::: Document excerpt :::
Strange Wests
Call for Submissions
Editors: Jasmine Elizabeth Smith and Matty Layne Glasgow
Assistant Editors: Jake Skeets and Ashanti Anderson
Open for submissions on January 1, 2024*
All submissions are due by March 10, 2024
*Note the opening date: Jan. 1, 2024
Strange Wests
West has always been more than mere direction, a setting sun, evening. In lands now known by many as the United States of America, West invokes a fraught mythology of wilderness and conquest, of destiny and riches, of jackrabbit homesteads and romantic distances, of cowboys and bears. For so long these symbols have dominated our histories of these lands, centering whiteness and masculinity in a rugged, difficult terrain. But the West and its frontier have always been strange, full of contradictions, queer even. As Josh Garrett-Davis, a curator, scholar at the Gene Autry Museum of the American West, posits of the regional West, “[It is] a borderland—or two-or-more-sided frontier—where old and new coexist, collaborate, fight, innovate, [holding] ample grounds for new stories.”
::: Provided material :::
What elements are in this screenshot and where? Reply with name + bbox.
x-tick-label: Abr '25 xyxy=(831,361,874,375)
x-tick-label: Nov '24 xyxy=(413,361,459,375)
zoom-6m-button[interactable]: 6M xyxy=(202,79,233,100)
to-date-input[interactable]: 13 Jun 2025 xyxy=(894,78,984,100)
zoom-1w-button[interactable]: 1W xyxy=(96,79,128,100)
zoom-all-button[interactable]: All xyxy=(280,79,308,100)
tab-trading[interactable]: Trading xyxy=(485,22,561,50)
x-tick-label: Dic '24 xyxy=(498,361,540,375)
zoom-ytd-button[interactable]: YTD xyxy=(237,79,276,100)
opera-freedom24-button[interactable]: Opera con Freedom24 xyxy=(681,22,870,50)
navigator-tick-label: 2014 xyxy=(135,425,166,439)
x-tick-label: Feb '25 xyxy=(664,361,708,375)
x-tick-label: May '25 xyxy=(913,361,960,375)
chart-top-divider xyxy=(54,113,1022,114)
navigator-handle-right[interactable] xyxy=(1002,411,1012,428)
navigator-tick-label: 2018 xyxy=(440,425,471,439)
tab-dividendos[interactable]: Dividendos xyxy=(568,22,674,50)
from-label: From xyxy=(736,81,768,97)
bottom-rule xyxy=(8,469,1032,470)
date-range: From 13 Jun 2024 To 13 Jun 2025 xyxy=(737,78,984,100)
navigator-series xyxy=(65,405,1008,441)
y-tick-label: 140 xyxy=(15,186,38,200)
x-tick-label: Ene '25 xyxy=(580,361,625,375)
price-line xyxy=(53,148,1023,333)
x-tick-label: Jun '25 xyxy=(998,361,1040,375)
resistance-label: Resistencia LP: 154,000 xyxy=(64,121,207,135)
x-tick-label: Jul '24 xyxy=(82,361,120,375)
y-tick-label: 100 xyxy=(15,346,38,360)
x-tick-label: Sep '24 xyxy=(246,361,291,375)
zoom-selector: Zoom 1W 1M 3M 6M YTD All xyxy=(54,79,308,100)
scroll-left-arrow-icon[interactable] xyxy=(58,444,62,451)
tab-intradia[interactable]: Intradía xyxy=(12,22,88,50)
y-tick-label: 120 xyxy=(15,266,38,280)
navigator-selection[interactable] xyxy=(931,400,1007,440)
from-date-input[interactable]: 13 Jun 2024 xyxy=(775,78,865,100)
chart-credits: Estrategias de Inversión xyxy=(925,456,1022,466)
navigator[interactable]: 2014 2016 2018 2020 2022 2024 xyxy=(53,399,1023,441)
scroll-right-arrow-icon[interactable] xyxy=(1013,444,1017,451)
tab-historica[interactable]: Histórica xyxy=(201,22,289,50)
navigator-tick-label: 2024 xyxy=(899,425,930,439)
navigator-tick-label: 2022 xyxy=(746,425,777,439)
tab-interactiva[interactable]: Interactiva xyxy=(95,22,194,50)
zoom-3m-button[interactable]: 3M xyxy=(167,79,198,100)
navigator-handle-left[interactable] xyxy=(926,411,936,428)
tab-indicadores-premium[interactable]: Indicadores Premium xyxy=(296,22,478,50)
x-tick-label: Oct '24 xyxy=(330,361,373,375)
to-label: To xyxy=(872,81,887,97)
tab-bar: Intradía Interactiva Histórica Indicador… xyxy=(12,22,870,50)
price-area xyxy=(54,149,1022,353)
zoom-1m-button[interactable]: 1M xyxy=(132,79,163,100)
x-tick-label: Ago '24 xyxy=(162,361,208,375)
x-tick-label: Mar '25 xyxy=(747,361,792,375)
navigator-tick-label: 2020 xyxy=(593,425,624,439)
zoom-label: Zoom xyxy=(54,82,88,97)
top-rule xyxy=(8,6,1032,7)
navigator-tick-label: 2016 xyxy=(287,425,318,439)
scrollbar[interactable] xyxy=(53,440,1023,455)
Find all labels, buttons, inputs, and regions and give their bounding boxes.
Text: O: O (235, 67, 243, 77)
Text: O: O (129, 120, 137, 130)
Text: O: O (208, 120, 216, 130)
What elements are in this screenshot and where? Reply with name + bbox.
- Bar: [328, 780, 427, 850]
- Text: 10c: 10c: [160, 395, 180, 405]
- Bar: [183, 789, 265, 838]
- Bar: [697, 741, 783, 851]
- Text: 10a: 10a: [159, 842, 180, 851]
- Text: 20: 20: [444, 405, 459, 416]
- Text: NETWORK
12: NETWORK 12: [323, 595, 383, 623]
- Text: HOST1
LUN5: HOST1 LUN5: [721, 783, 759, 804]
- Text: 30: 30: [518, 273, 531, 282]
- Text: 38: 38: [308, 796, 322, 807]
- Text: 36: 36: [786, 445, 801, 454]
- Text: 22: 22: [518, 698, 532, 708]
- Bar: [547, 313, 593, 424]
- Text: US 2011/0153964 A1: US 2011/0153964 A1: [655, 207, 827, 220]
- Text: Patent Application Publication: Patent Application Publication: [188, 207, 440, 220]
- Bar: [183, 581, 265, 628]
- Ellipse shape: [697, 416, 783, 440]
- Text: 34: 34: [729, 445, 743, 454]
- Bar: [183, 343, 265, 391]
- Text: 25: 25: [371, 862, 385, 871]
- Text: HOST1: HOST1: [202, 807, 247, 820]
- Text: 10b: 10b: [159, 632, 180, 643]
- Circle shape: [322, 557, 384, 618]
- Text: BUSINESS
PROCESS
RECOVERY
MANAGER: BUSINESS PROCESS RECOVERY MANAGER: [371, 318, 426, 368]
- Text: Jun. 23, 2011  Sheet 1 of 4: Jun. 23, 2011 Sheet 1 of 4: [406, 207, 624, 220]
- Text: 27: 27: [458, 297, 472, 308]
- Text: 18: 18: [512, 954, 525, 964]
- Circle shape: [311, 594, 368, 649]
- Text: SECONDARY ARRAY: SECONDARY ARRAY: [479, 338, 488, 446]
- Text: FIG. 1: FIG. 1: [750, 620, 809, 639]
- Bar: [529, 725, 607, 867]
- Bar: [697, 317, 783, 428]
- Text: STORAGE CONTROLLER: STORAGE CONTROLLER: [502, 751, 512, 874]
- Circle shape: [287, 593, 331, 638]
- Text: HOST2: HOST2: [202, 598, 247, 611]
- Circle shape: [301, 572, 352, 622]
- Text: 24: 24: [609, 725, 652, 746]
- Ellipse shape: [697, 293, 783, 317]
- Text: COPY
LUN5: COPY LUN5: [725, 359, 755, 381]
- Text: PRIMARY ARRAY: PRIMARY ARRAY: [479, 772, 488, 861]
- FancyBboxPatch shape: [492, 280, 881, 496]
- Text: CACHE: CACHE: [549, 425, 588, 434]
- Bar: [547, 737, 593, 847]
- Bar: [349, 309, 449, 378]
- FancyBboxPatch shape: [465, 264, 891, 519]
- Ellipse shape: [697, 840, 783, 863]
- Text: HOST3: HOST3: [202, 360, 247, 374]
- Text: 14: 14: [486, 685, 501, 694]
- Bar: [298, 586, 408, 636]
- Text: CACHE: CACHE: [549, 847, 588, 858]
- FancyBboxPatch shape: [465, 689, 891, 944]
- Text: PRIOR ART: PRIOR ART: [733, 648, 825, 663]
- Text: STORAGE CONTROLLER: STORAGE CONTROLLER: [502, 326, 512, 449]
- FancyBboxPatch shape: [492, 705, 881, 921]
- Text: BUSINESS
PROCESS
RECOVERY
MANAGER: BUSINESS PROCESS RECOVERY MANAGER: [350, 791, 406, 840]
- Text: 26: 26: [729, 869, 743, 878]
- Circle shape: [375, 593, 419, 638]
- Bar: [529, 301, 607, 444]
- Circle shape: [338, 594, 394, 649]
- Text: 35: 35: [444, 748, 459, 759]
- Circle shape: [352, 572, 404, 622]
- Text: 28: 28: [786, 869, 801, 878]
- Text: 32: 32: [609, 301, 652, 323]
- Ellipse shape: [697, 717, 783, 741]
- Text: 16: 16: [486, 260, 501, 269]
:::
What to do =
1 - Sum up the Strange Wests call for submissions in two sentences.
2 - Write what comes next in the Strange Wests call for submissions, starting after its last sentence.
The items above are separate material and have nothing to do with the Strange Wests call for submissions.

Solved tasks =
1 - Strange Wests is a call for submissions edited by Jasmine Elizabeth Smith and Matty Layne Glasgow, with assistant editors Jake Skeets and Ashanti Anderson; it opens January 1, 2024, and all submissions are due by March 10, 2024. It says the West brings up a mythology of wilderness and conquest that has centered whiteness and masculinity, but that the West and its frontier have always been strange, full of contradictions, and even queer.

2 -
The West as we understand it has never been uninhabited. People have thrived in communion with these lands for thousands of years. Flora and fauna, too. Where some see vacant desert, or land to be occupied for the next housing development, we cast our eyes upon resilient life, those who understand the importance of water and resource conservation. In South Dakota, Indigenous water advocates protest pipeline routes, while Chicano artists muralize the scar of a border wall with the painting of roses.
We call contributors to conceive of the West beyond its conventional and colonialized framework. What happens when the dam breaks, when waters flow along their pre-colonial course and stewardship is returned to the original caretakers of the land? There are many ways to deconstruct a dam, an archetype, to unearth histories long-buried in sand or alpine forest. The West is multiple and many.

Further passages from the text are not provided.